Stored entries:
((

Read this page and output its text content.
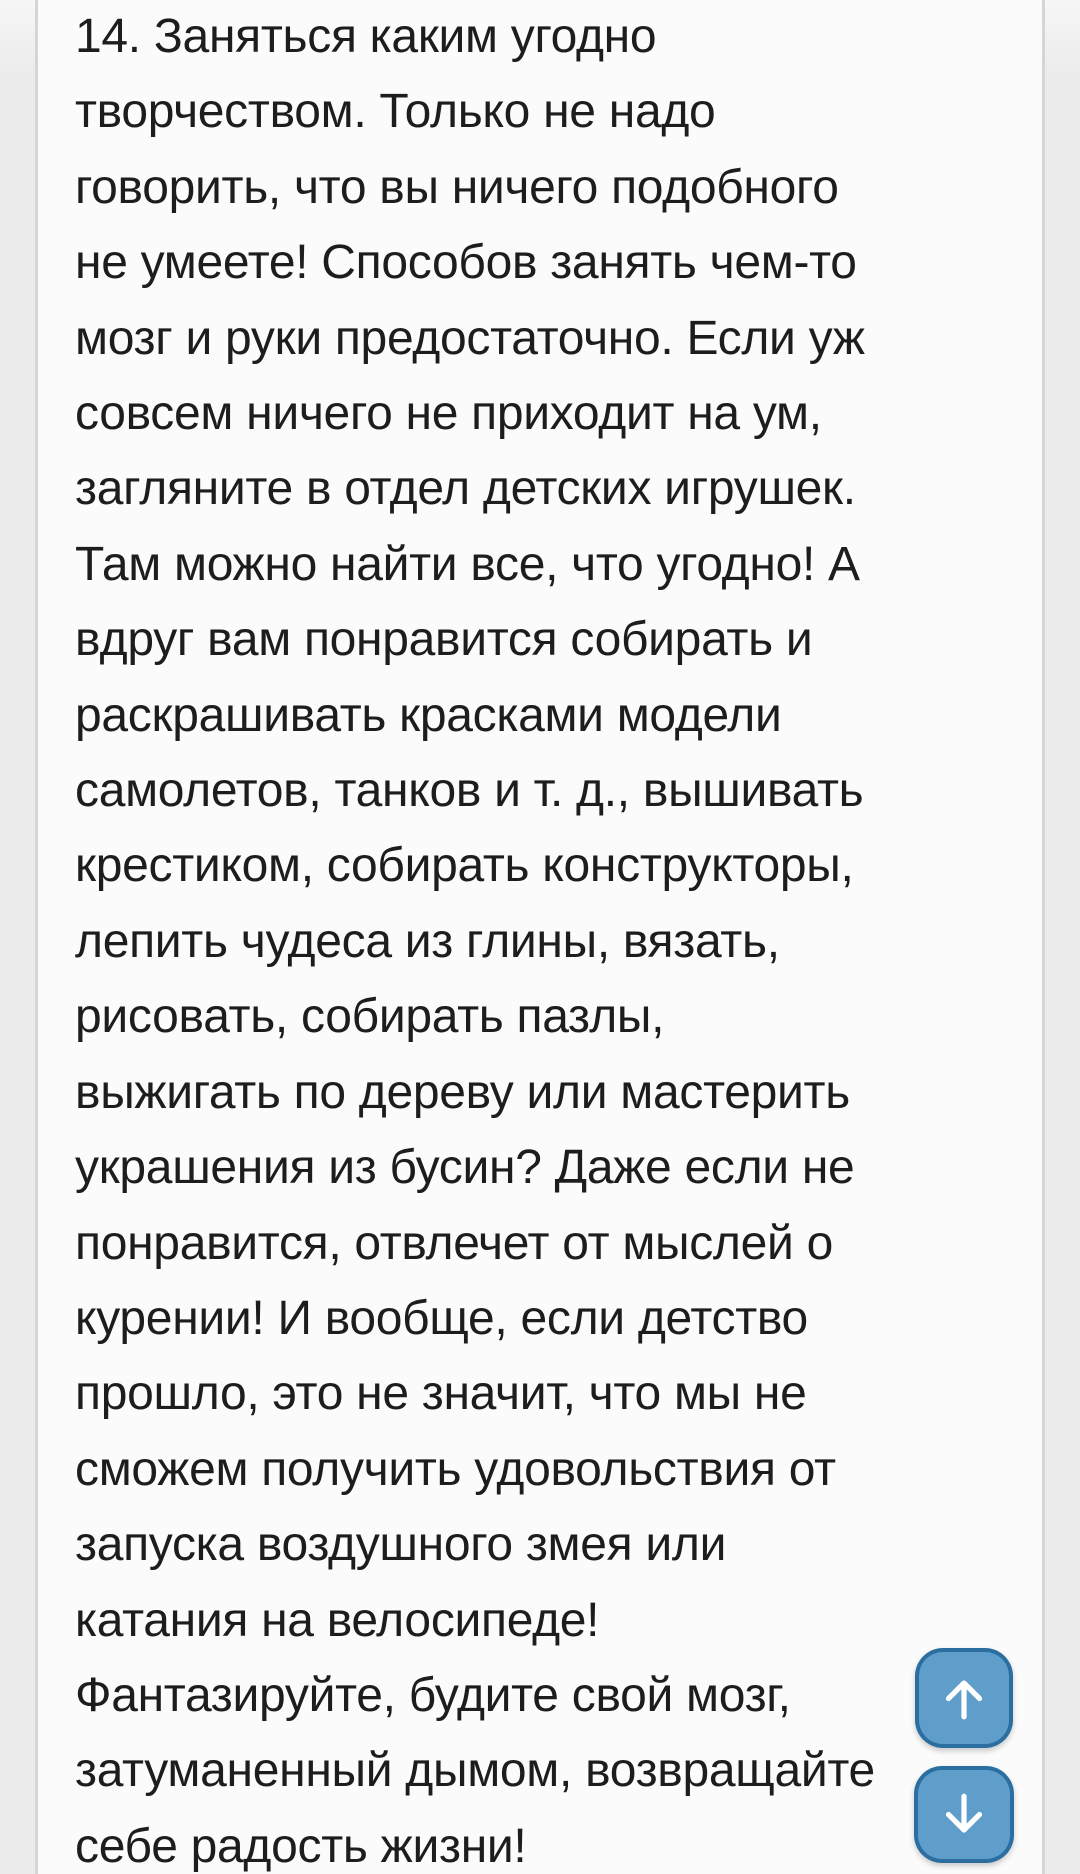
14. Заняться каким угодно
творчеством. Только не надо
говорить, что вы ничего подобного
не умеете! Способов занять чем-то
мозг и руки предостаточно. Если уж
совсем ничего не приходит на ум,
загляните в отдел детских игрушек.
Там можно найти все, что угодно! А
вдруг вам понравится собирать и
раскрашивать красками модели
самолетов, танков и т. д., вышивать
крестиком, собирать конструкторы,
лепить чудеса из глины, вязать,
рисовать, собирать пазлы,
выжигать по дереву или мастерить
украшения из бусин? Даже если не
понравится, отвлечет от мыслей о
курении! И вообще, если детство
прошло, это не значит, что мы не
сможем получить удовольствия от
запуска воздушного змея или
катания на велосипеде!
Фантазируйте, будите свой мозг,
затуманенный дымом, возвращайте
себе радость жизни!
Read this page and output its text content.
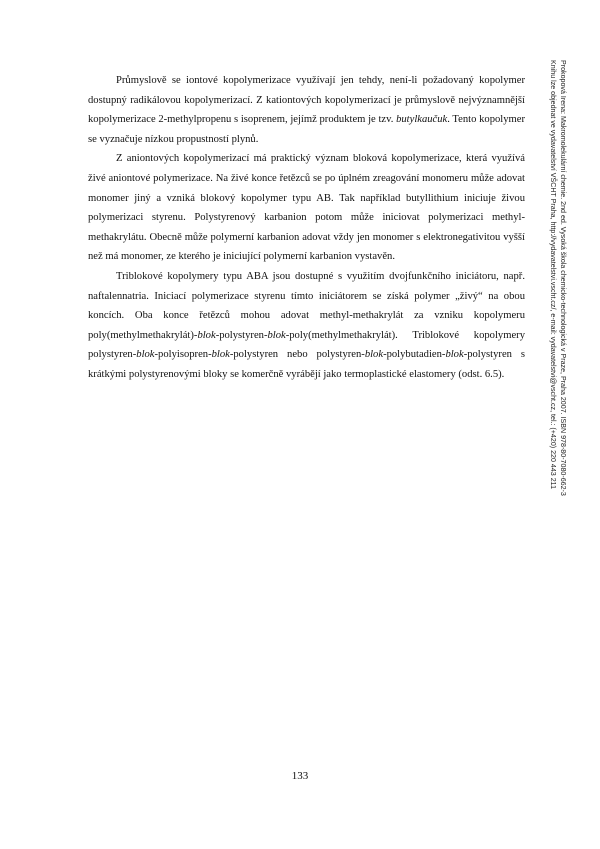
Průmyslově se iontové kopolymerizace využívají jen tehdy, není-li požadovaný kopolymer dostupný radikálovou kopolymerizací. Z kationtových kopolymerizací je průmyslově nejvýznamnější kopolymerizace 2-methylpropenu s isoprenem, jejímž produktem je tzv. butylkaučuk. Tento kopolymer se vyznačuje nízkou propustností plynů.

Z aniontových kopolymerizací má praktický význam bloková kopolymerizace, která využívá živé aniontové polymerizace. Na živé konce řetězců se po úplném zreagování monomeru může adovat monomer jiný a vzniká blokový kopolymer typu AB. Tak například butyllithium iniciuje živou polymerizaci styrenu. Polystyrenový karbanion potom může iniciovat polymerizaci methyl-methakrylátu. Obecně může polymerní karbanion adovat vždy jen monomer s elektronegativitou vyšší než má monomer, ze kterého je iniciující polymerní karbanion vystavěn.

Triblokové kopolymery typu ABA jsou dostupné s využitím dvojfunkčního iniciátoru, např. naftalennatria. Iniciací polymerizace styrenu tímto iniciátorem se získá polymer „živý“ na obou koncích. Oba konce řetězců mohou adovat methyl-methakrylát za vzniku kopolymeru poly(methylmethakrylát)-blok-polystyren-blok-poly(methylmethakrylát). Triblokové kopolymery polystyren-blok-polyisopren-blok-polystyren nebo polystyren-blok-polybutadien-blok-polystyren s krátkými polystyrenovými bloky se komerčně vyrábějí jako termoplastické elastomery (odst. 6.5).

133
Prokopová Irena: Makromolekulární chemie. 2nd ed. Vysoká škola chemicko-technologická v Praze, Praha 2007. ISBN 978-80-7080-662-3
Knihu lze objednat ve vydavatelství VŠCHT Praha, http://vydavatelstvi.vscht.cz/, e-mail: vydavatelstvi@vscht.cz, tel.: (+420) 220 443 211
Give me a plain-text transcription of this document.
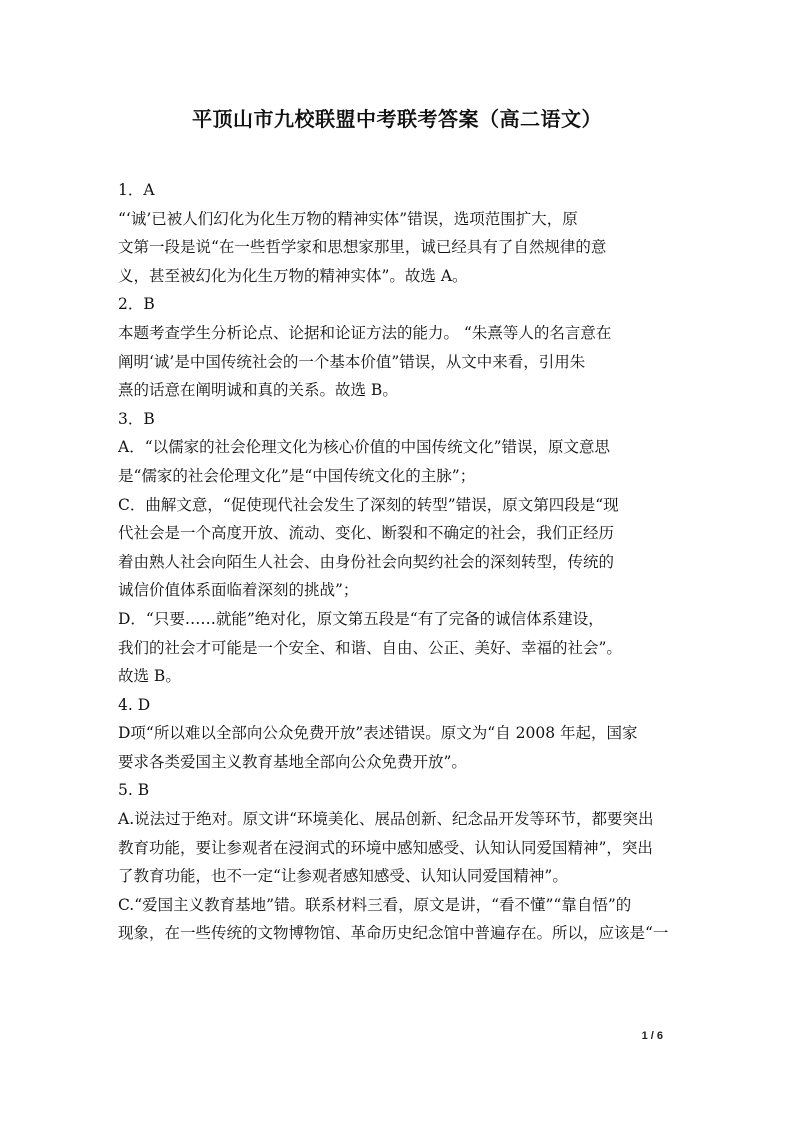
平顶山市九校联盟中考联考答案（高二语文）
1．A
“‘诚’已被人们幻化为化生万物的精神实体”错误，选项范围扩大，原
文第一段是说“在一些哲学家和思想家那里，诚已经具有了自然规律的意
义，甚至被幻化为化生万物的精神实体”。故选 A。
2．B
本题考查学生分析论点、论据和论证方法的能力。 “朱熹等人的名言意在
阐明‘诚’是中国传统社会的一个基本价值”错误，从文中来看，引用朱
熹的话意在阐明诚和真的关系。故选 B。
3．B
A．“以儒家的社会伦理文化为核心价值的中国传统文化”错误，原文意思
是“儒家的社会伦理文化”是“中国传统文化的主脉”；
C．曲解文意，“促使现代社会发生了深刻的转型”错误，原文第四段是“现
代社会是一个高度开放、流动、变化、断裂和不确定的社会，我们正经历
着由熟人社会向陌生人社会、由身份社会向契约社会的深刻转型，传统的
诚信价值体系面临着深刻的挑战”；
D．“只要……就能”绝对化，原文第五段是“有了完备的诚信体系建设，
我们的社会才可能是一个安全、和谐、自由、公正、美好、幸福的社会”。
故选 B。
4. D
D项“所以难以全部向公众免费开放”表述错误。原文为“自 2008 年起，国家
要求各类爱国主义教育基地全部向公众免费开放”。
5. B
A.说法过于绝对。原文讲“环境美化、展品创新、纪念品开发等环节，都要突出
教育功能，要让参观者在浸润式的环境中感知感受、认知认同爱国精神”，突出
了教育功能，也不一定“让参观者感知感受、认知认同爱国精神”。
C.“爱国主义教育基地”错。联系材料三看，原文是讲，“看不懂”“靠自悟”的
现象，在一些传统的文物博物馆、革命历史纪念馆中普遍存在。所以，应该是“一
1 / 6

))

> _To do_:
Above are the records; reproduce them exactly and leave out the pictures.

> _Complete answer_:
Read this page and output its text content.
14. Заняться каким угодно
творчеством. Только не надо
говорить, что вы ничего подобного
не умеете! Способов занять чем-то
мозг и руки предостаточно. Если уж
совсем ничего не приходит на ум,
загляните в отдел детских игрушек.
Там можно найти все, что угодно! А
вдруг вам понравится собирать и
раскрашивать красками модели
самолетов, танков и т. д., вышивать
крестиком, собирать конструкторы,
лепить чудеса из глины, вязать,
рисовать, собирать пазлы,
выжигать по дереву или мастерить
украшения из бусин? Даже если не
понравится, отвлечет от мыслей о
курении! И вообще, если детство
прошло, это не значит, что мы не
сможем получить удовольствия от
запуска воздушного змея или
катания на велосипеде!
Фантазируйте, будите свой мозг,
затуманенный дымом, возвращайте
себе радость жизни!
Read this page and output its text content.
Průmyslově se iontové kopolymerizace využívají jen tehdy, není-li požadovaný kopolymer dostupný radikálovou kopolymerizací. Z kationtových kopolymerizací je průmyslově nejvýznamnější kopolymerizace 2-methylpropenu s isoprenem, jejímž produktem je tzv. butylkaučuk. Tento kopolymer se vyznačuje nízkou propustností plynů.

Z aniontových kopolymerizací má praktický význam bloková kopolymerizace, která využívá živé aniontové polymerizace. Na živé konce řetězců se po úplném zreagování monomeru může adovat monomer jiný a vzniká blokový kopolymer typu AB. Tak například butyllithium iniciuje živou polymerizaci styrenu. Polystyrenový karbanion potom může iniciovat polymerizaci methyl-methakrylátu. Obecně může polymerní karbanion adovat vždy jen monomer s elektronegativitou vyšší než má monomer, ze kterého je iniciující polymerní karbanion vystavěn.

Triblokové kopolymery typu ABA jsou dostupné s využitím dvojfunkčního iniciátoru, např. naftalennatria. Iniciací polymerizace styrenu tímto iniciátorem se získá polymer „živý“ na obou koncích. Oba konce řetězců mohou adovat methyl-methakrylát za vzniku kopolymeru poly(methylmethakrylát)-blok-polystyren-blok-poly(methylmethakrylát). Triblokové kopolymery polystyren-blok-polyisopren-blok-polystyren nebo polystyren-blok-polybutadien-blok-polystyren s krátkými polystyrenovými bloky se komerčně vyrábějí jako termoplastické elastomery (odst. 6.5).

133
Prokopová Irena: Makromolekulární chemie. 2nd ed. Vysoká škola chemicko-technologická v Praze, Praha 2007. ISBN 978-80-7080-662-3
Knihu lze objednat ve vydavatelství VŠCHT Praha, http://vydavatelstvi.vscht.cz/, e-mail: vydavatelstvi@vscht.cz, tel.: (+420) 220 443 211
Give me a plain-text transcription of this document.
平顶山市九校联盟中考联考答案（高二语文）
1．A
“‘诚’已被人们幻化为化生万物的精神实体”错误，选项范围扩大，原
文第一段是说“在一些哲学家和思想家那里，诚已经具有了自然规律的意
义，甚至被幻化为化生万物的精神实体”。故选 A。
2．B
本题考查学生分析论点、论据和论证方法的能力。 “朱熹等人的名言意在
阐明‘诚’是中国传统社会的一个基本价值”错误，从文中来看，引用朱
熹的话意在阐明诚和真的关系。故选 B。
3．B
A．“以儒家的社会伦理文化为核心价值的中国传统文化”错误，原文意思
是“儒家的社会伦理文化”是“中国传统文化的主脉”；
C．曲解文意，“促使现代社会发生了深刻的转型”错误，原文第四段是“现
代社会是一个高度开放、流动、变化、断裂和不确定的社会，我们正经历
着由熟人社会向陌生人社会、由身份社会向契约社会的深刻转型，传统的
诚信价值体系面临着深刻的挑战”；
D．“只要……就能”绝对化，原文第五段是“有了完备的诚信体系建设，
我们的社会才可能是一个安全、和谐、自由、公正、美好、幸福的社会”。
故选 B。
4. D
D项“所以难以全部向公众免费开放”表述错误。原文为“自 2008 年起，国家
要求各类爱国主义教育基地全部向公众免费开放”。
5. B
A.说法过于绝对。原文讲“环境美化、展品创新、纪念品开发等环节，都要突出
教育功能，要让参观者在浸润式的环境中感知感受、认知认同爱国精神”，突出
了教育功能，也不一定“让参观者感知感受、认知认同爱国精神”。
C.“爱国主义教育基地”错。联系材料三看，原文是讲，“看不懂”“靠自悟”的
现象，在一些传统的文物博物馆、革命历史纪念馆中普遍存在。所以，应该是“一
1 / 6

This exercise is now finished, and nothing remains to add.